- _Written problem_:
Count, in the entries, the lines with "Collapse". Answer with the number only.

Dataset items

========================

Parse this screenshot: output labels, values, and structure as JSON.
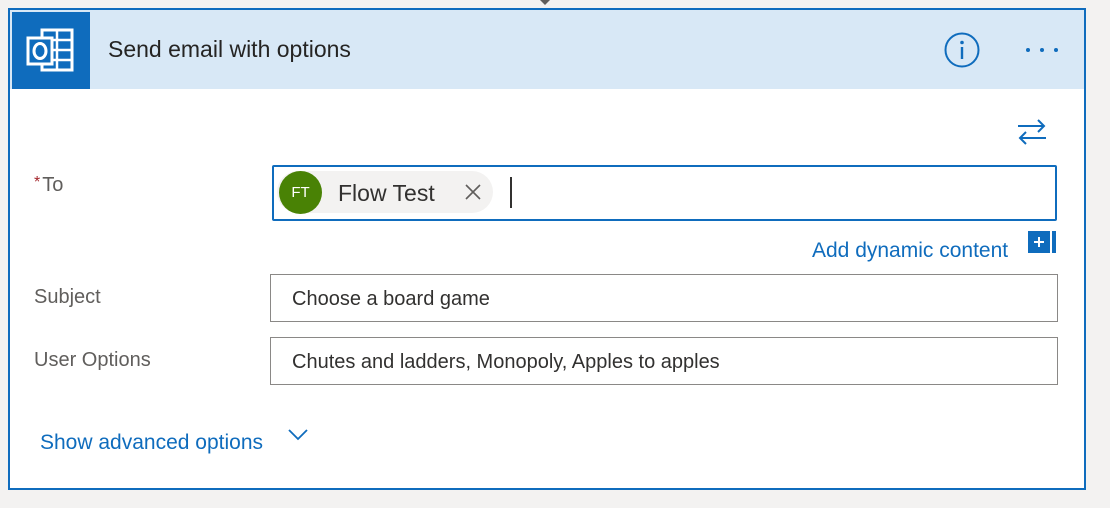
{
  "card": {
    "title": "Send email with options",
    "app_icon": "outlook-icon",
    "info_icon": "info-icon",
    "more_icon": "ellipsis-icon",
    "swap_icon": "swap-arrows-icon"
  },
  "fields": {
    "to": {
      "label": "To",
      "required_mark": "*",
      "recipient": {
        "initials": "FT",
        "name": "Flow Test",
        "avatar_color": "#498205"
      }
    },
    "dynamic_content_label": "Add dynamic content",
    "subject": {
      "label": "Subject",
      "value": "Choose a board game"
    },
    "user_options": {
      "label": "User Options",
      "value": "Chutes and ladders, Monopoly, Apples to apples"
    }
  },
  "advanced": {
    "label": "Show advanced options",
    "icon": "chevron-down-icon"
  },
  "colors": {
    "accent": "#0f6cbd",
    "header_bg": "#d8e8f6",
    "required": "#a4262c"
  }
}
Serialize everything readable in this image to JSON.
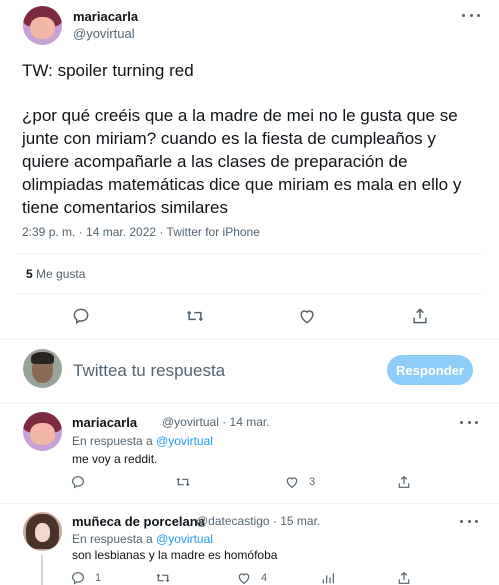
{
  "main_tweet": {
    "author_name": "mariacarla",
    "author_handle": "@yovirtual",
    "text_line_1": "TW: spoiler turning red",
    "text_body": "¿por qué creéis que a la madre de mei no le gusta que se junte con miriam? cuando es la fiesta de cumpleaños y quiere acompañarle a las clases de preparación de olimpiadas matemáticas dice que miriam es mala en ello y tiene comentarios similares",
    "timestamp": "2:39 p. m. · 14 mar. 2022 · Twitter for iPhone",
    "likes_count": "5",
    "likes_label": "Me gusta"
  },
  "composer": {
    "placeholder": "Twittea tu respuesta",
    "reply_button": "Responder"
  },
  "replies": [
    {
      "author_name": "mariacarla",
      "author_handle": "@yovirtual",
      "date": "· 14 mar.",
      "in_reply_prefix": "En respuesta a",
      "in_reply_handle": "@yovirtual",
      "text": "me voy a reddit.",
      "like_count": "3"
    },
    {
      "author_name": "muñeca de porcelana",
      "author_handle": "@datecastigo",
      "date": "· 15 mar.",
      "in_reply_prefix": "En respuesta a",
      "in_reply_handle": "@yovirtual",
      "text": "son lesbianas y la madre es homófoba",
      "reply_count": "1",
      "like_count": "4"
    }
  ],
  "icons": {
    "reply": "reply-icon",
    "retweet": "retweet-icon",
    "like": "heart-icon",
    "share": "share-icon",
    "more": "more-icon"
  },
  "colors": {
    "accent": "#1d9bf0",
    "button_disabled": "#8ecdf7",
    "secondary_text": "#536471",
    "divider": "#eff3f4"
  }
}
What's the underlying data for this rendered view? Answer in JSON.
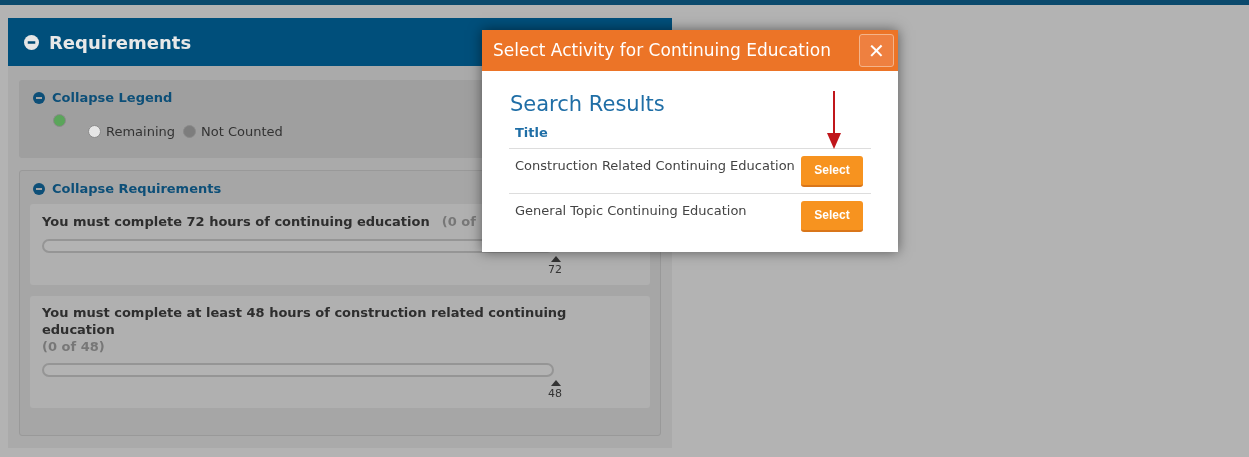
{
  "panel": {
    "title": "Requirements"
  },
  "legend": {
    "title": "Collapse Legend",
    "items": [
      {
        "color": "#5aa55a"
      },
      {
        "label": "Remaining",
        "color": "#e6e6e6"
      },
      {
        "label": "Not Counted",
        "color": "#7d7d7d"
      }
    ]
  },
  "requirements_section": {
    "title": "Collapse Requirements",
    "items": [
      {
        "text": "You must complete 72 hours of continuing education",
        "count": "(0 of",
        "marker": "72",
        "count_below": false
      },
      {
        "text": "You must complete at least 48 hours of construction related continuing education",
        "count": "(0 of 48)",
        "marker": "48",
        "count_below": true
      }
    ]
  },
  "dialog": {
    "title": "Select Activity for Continuing Education",
    "close": "✕",
    "heading": "Search Results",
    "column": "Title",
    "rows": [
      {
        "title": "Construction Related Continuing Education",
        "button": "Select",
        "pointed": true
      },
      {
        "title": "General Topic Continuing Education",
        "button": "Select",
        "pointed": false
      }
    ]
  }
}
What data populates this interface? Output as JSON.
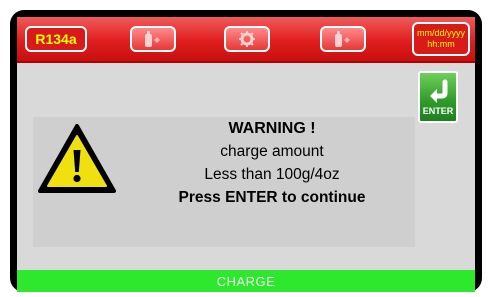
{
  "topbar": {
    "refrigerant": "R134a",
    "icons": [
      "refrigerant-tank-icon",
      "gear-icon",
      "refrigerant-tank-icon"
    ],
    "date_format": "mm/dd/yyyy",
    "time_format": "hh:mm"
  },
  "dialog": {
    "title": "WARNING !",
    "line1": "charge amount",
    "line2": "Less than 100g/4oz",
    "line3": "Press ENTER to continue",
    "icon": "warning-triangle-icon"
  },
  "enter_button": {
    "label": "ENTER",
    "icon": "enter-arrow-icon"
  },
  "status_bar": {
    "label": "CHARGE"
  },
  "colors": {
    "topbar_red": "#e01e1e",
    "chip_text_yellow": "#ffff00",
    "status_green": "#2ee82e",
    "enter_green": "#2e9a2a",
    "screen_gray": "#d9d9d9"
  }
}
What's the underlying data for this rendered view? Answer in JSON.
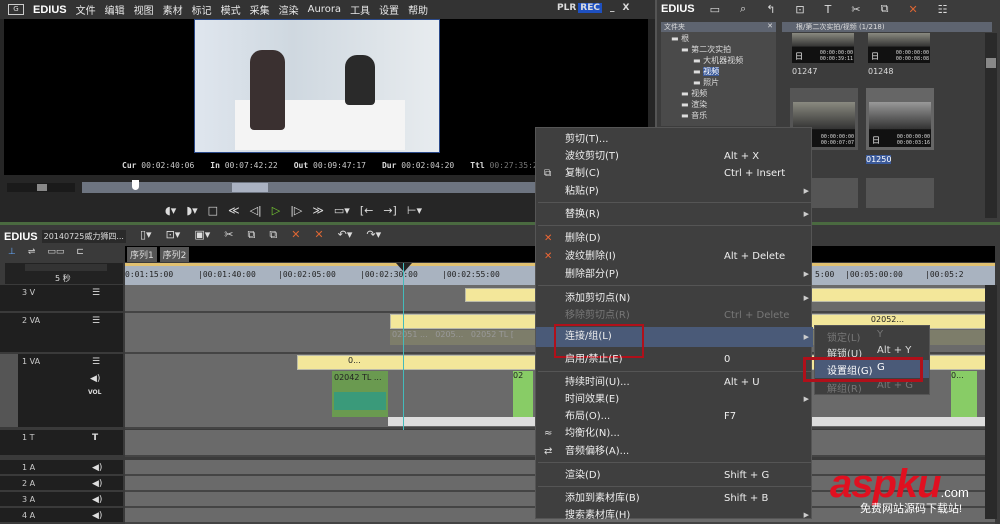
{
  "preview": {
    "app": "EDIUS",
    "menu": [
      "文件",
      "编辑",
      "视图",
      "素材",
      "标记",
      "模式",
      "采集",
      "渲染",
      "Aurora",
      "工具",
      "设置",
      "帮助"
    ],
    "plr": "PLR",
    "rec": "REC",
    "minimize": "_",
    "close": "X",
    "timecodes": [
      {
        "label": "Cur",
        "value": "00:02:40:06"
      },
      {
        "label": "In",
        "value": "00:07:42:22"
      },
      {
        "label": "Out",
        "value": "00:09:47:17"
      },
      {
        "label": "Dur",
        "value": "00:02:04:20"
      },
      {
        "label": "Ttl",
        "value": "00:27:35:24"
      }
    ],
    "transport": [
      "set-in",
      "set-out",
      "stop",
      "rewind",
      "step-back",
      "play",
      "step-forward",
      "fast-forward",
      "loop",
      "insert",
      "overwrite",
      "replace",
      "output"
    ]
  },
  "bin": {
    "app": "EDIUS",
    "folder_header": "文件夹",
    "path": "根/第二次实拍/视频 (1/218)",
    "tree": [
      {
        "label": "根",
        "level": 0
      },
      {
        "label": "第二次实拍",
        "level": 1
      },
      {
        "label": "大机器视频",
        "level": 2
      },
      {
        "label": "视频",
        "level": 2,
        "selected": true
      },
      {
        "label": "照片",
        "level": 2
      },
      {
        "label": "视频",
        "level": 1
      },
      {
        "label": "渲染",
        "level": 1
      },
      {
        "label": "音乐",
        "level": 1
      }
    ],
    "clips": [
      {
        "name": "01247",
        "tc1": "00:00:00:00",
        "tc2": "00:00:39:11"
      },
      {
        "name": "01248",
        "tc1": "00:00:00:00",
        "tc2": "00:00:08:08"
      },
      {
        "name": "",
        "tc1": "00:00:00:00",
        "tc2": "00:00:07:07"
      },
      {
        "name": "01250",
        "tc1": "00:00:00:00",
        "tc2": "00:00:03:16",
        "selected": true
      }
    ]
  },
  "timeline": {
    "app": "EDIUS",
    "project": "20140725威力狮四...",
    "tabs": [
      "序列1",
      "序列2"
    ],
    "zoom": "5 秒",
    "ruler": [
      "0:01:15:00",
      "|00:01:40:00",
      "|00:02:05:00",
      "|00:02:30:00",
      "|00:02:55:00",
      "5:00",
      "|00:05:00:00",
      "|00:05:2"
    ],
    "tracks": [
      {
        "name": "3 V"
      },
      {
        "name": "2 VA"
      },
      {
        "name": "1 VA",
        "vol": "VOL"
      },
      {
        "name": "1 T"
      },
      {
        "name": "1 A"
      },
      {
        "name": "2 A"
      },
      {
        "name": "3 A"
      },
      {
        "name": "4 A"
      }
    ],
    "clips": {
      "c1": "02052...",
      "c2": "02051 ...",
      "c3": "0205...",
      "c4": "02052 TL [",
      "c5": "0...",
      "c6": "02042 TL ...",
      "c7": "02",
      "c8": "0..."
    }
  },
  "context_menu": {
    "items": [
      {
        "label": "剪切(T)...",
        "shortcut": ""
      },
      {
        "label": "波纹剪切(T)",
        "shortcut": "Alt + X"
      },
      {
        "label": "复制(C)",
        "shortcut": "Ctrl + Insert"
      },
      {
        "label": "粘贴(P)",
        "shortcut": ""
      },
      {
        "label": "替换(R)",
        "shortcut": ""
      },
      {
        "label": "删除(D)",
        "shortcut": ""
      },
      {
        "label": "波纹删除(I)",
        "shortcut": "Alt + Delete"
      },
      {
        "label": "删除部分(P)",
        "shortcut": ""
      },
      {
        "label": "添加剪切点(N)",
        "shortcut": ""
      },
      {
        "label": "移除剪切点(R)",
        "shortcut": "Ctrl + Delete"
      },
      {
        "label": "连接/组(L)",
        "shortcut": ""
      },
      {
        "label": "启用/禁止(E)",
        "shortcut": "0"
      },
      {
        "label": "持续时间(U)...",
        "shortcut": "Alt + U"
      },
      {
        "label": "时间效果(E)",
        "shortcut": ""
      },
      {
        "label": "布局(O)...",
        "shortcut": "F7"
      },
      {
        "label": "均衡化(N)...",
        "shortcut": ""
      },
      {
        "label": "音频偏移(A)...",
        "shortcut": ""
      },
      {
        "label": "渲染(D)",
        "shortcut": "Shift + G"
      },
      {
        "label": "添加到素材库(B)",
        "shortcut": "Shift + B"
      },
      {
        "label": "搜索素材库(H)",
        "shortcut": ""
      }
    ],
    "submenu": [
      {
        "label": "锁定(L)",
        "shortcut": "Y"
      },
      {
        "label": "解锁(U)",
        "shortcut": "Alt + Y"
      },
      {
        "label": "设置组(G)",
        "shortcut": "G"
      },
      {
        "label": "解组(R)",
        "shortcut": "Alt + G"
      }
    ]
  },
  "watermark": {
    "brand": "aspku",
    "domain": ".com",
    "slogan": "免费网站源码下载站!"
  },
  "colors": {
    "highlight": "#4a5a78",
    "redbox": "#b0101a",
    "clip": "#f3e79a",
    "audio": "#3a9a7a",
    "rec": "#1e50c0"
  }
}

========================

- _Answer to the exercise_:
2